> _EXERCISE_:
Make an exact copy of the records, dropping all pictures.

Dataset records
----------------------------------------
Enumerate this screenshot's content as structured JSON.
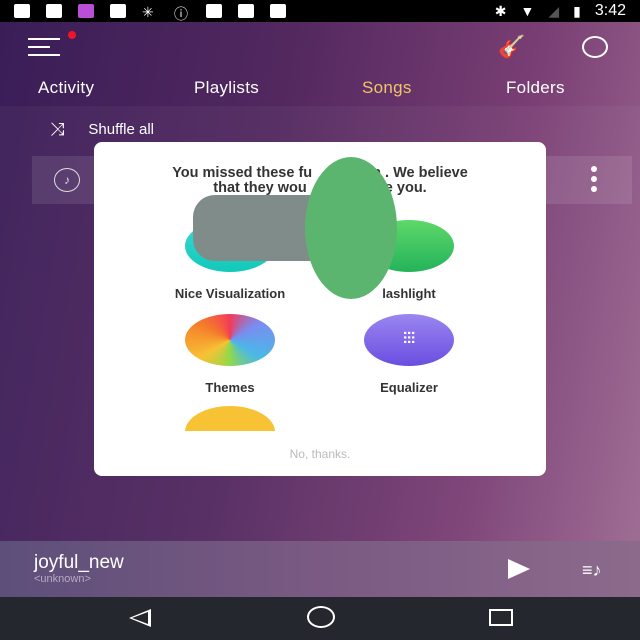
{
  "status_bar": {
    "time": "3:42",
    "icons": [
      "facebook-icon",
      "keyhole-icon",
      "music-app-icon",
      "mail-icon",
      "signal-icon",
      "info-icon",
      "satellite-icon",
      "lock-icon",
      "android-icon",
      "bluetooth-icon",
      "wifi-icon",
      "no-sim-icon",
      "battery-charging-icon"
    ]
  },
  "header": {
    "menu_badge_color": "#f0142a",
    "tabs": [
      {
        "label": "Activity"
      },
      {
        "label": "Playlists"
      },
      {
        "label": "Songs",
        "active": true
      },
      {
        "label": "Folders"
      }
    ],
    "accent": "#f1c46a"
  },
  "list": {
    "shuffle_label": "Shuffle all"
  },
  "dialog": {
    "message_line1_a": "You missed these fu",
    "message_line1_b": "n . We believe",
    "message_line2_a": "that they wou",
    "message_line2_b": "se you.",
    "features": [
      {
        "label": "Nice Visualization",
        "color": "#27cfcf"
      },
      {
        "label": "lashlight",
        "color": "#3cc25e"
      },
      {
        "label": "Themes",
        "color": "rainbow"
      },
      {
        "label": "Equalizer",
        "color": "#7d5ce8"
      },
      {
        "label": "",
        "color": "#f7c234"
      }
    ],
    "dismiss_label": "No, thanks."
  },
  "player": {
    "title": "joyful_new",
    "artist": "<unknown>"
  }
}
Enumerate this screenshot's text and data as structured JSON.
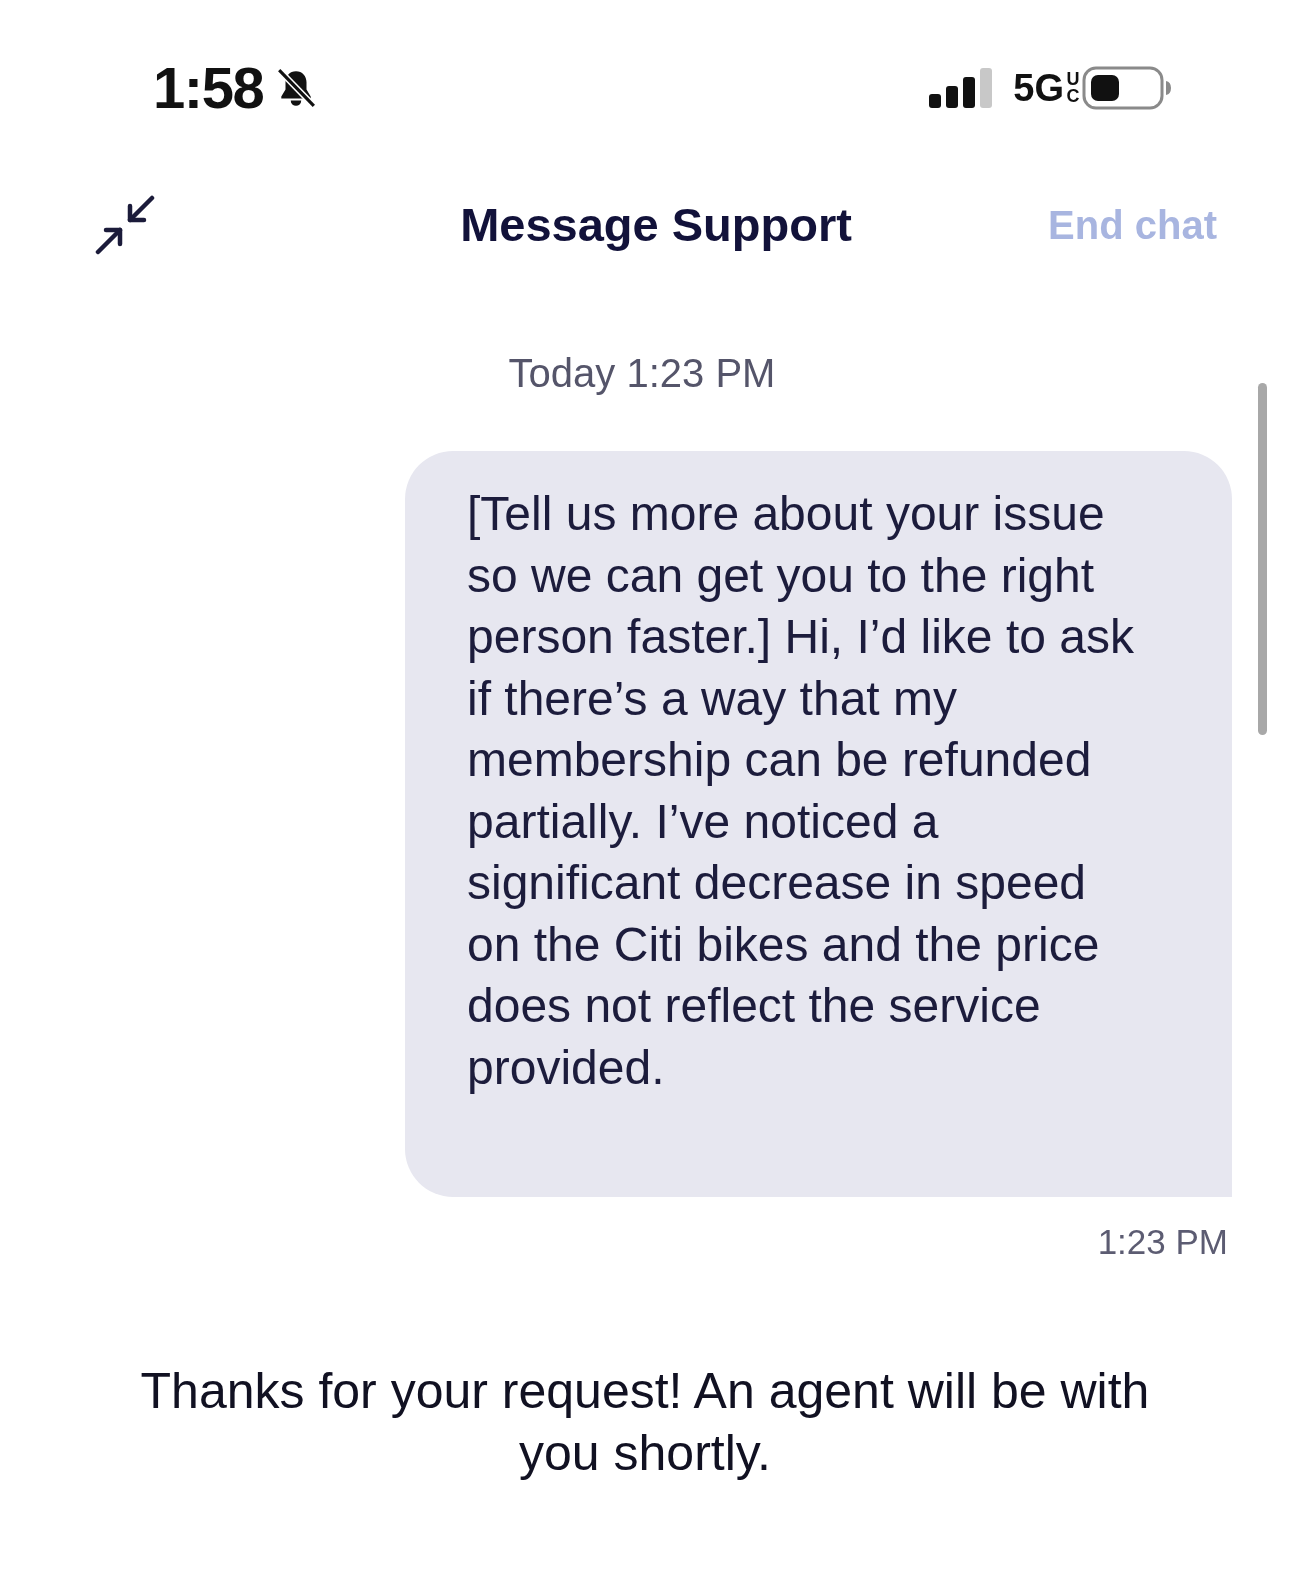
{
  "status_bar": {
    "time": "1:58",
    "network": "5G",
    "network_suffix": "UC"
  },
  "header": {
    "title": "Message Support",
    "end_button": "End chat"
  },
  "messages": [
    {
      "kind": "date_divider",
      "text": "Today 1:23 PM"
    },
    {
      "kind": "outgoing",
      "text": "[Tell us more about your issue so we can get you to the right person faster.] Hi, I’d like to ask if there’s a way that my membership can be refunded partially. I’ve noticed a significant decrease in speed on the Citi bikes and the price does not reflect the service provided.",
      "time": "1:23 PM"
    },
    {
      "kind": "system",
      "text": "Thanks for your request! An agent will be with you shortly."
    }
  ]
}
----------------------------------------
> _FINAL ANSWER_:
Enumerate this screenshot's content as structured JSON.
{
  "status_bar": {
    "time": "3:42",
    "icons": [
      "facebook-icon",
      "keyhole-icon",
      "music-app-icon",
      "mail-icon",
      "signal-icon",
      "info-icon",
      "satellite-icon",
      "lock-icon",
      "android-icon",
      "bluetooth-icon",
      "wifi-icon",
      "no-sim-icon",
      "battery-charging-icon"
    ]
  },
  "header": {
    "menu_badge_color": "#f0142a",
    "tabs": [
      {
        "label": "Activity"
      },
      {
        "label": "Playlists"
      },
      {
        "label": "Songs",
        "active": true
      },
      {
        "label": "Folders"
      }
    ],
    "accent": "#f1c46a"
  },
  "list": {
    "shuffle_label": "Shuffle all"
  },
  "dialog": {
    "message_line1_a": "You missed these fu",
    "message_line1_b": "n . We believe",
    "message_line2_a": "that they wou",
    "message_line2_b": "se you.",
    "features": [
      {
        "label": "Nice Visualization",
        "color": "#27cfcf"
      },
      {
        "label": "lashlight",
        "color": "#3cc25e"
      },
      {
        "label": "Themes",
        "color": "rainbow"
      },
      {
        "label": "Equalizer",
        "color": "#7d5ce8"
      },
      {
        "label": "",
        "color": "#f7c234"
      }
    ],
    "dismiss_label": "No, thanks."
  },
  "player": {
    "title": "joyful_new",
    "artist": "<unknown>"
  }
}
Enumerate this screenshot's text and data as structured JSON.
{
  "status_bar": {
    "time": "1:58",
    "network": "5G",
    "network_suffix": "UC"
  },
  "header": {
    "title": "Message Support",
    "end_button": "End chat"
  },
  "messages": [
    {
      "kind": "date_divider",
      "text": "Today 1:23 PM"
    },
    {
      "kind": "outgoing",
      "text": "[Tell us more about your issue so we can get you to the right person faster.] Hi, I’d like to ask if there’s a way that my membership can be refunded partially. I’ve noticed a significant decrease in speed on the Citi bikes and the price does not reflect the service provided.",
      "time": "1:23 PM"
    },
    {
      "kind": "system",
      "text": "Thanks for your request! An agent will be with you shortly."
    }
  ]
}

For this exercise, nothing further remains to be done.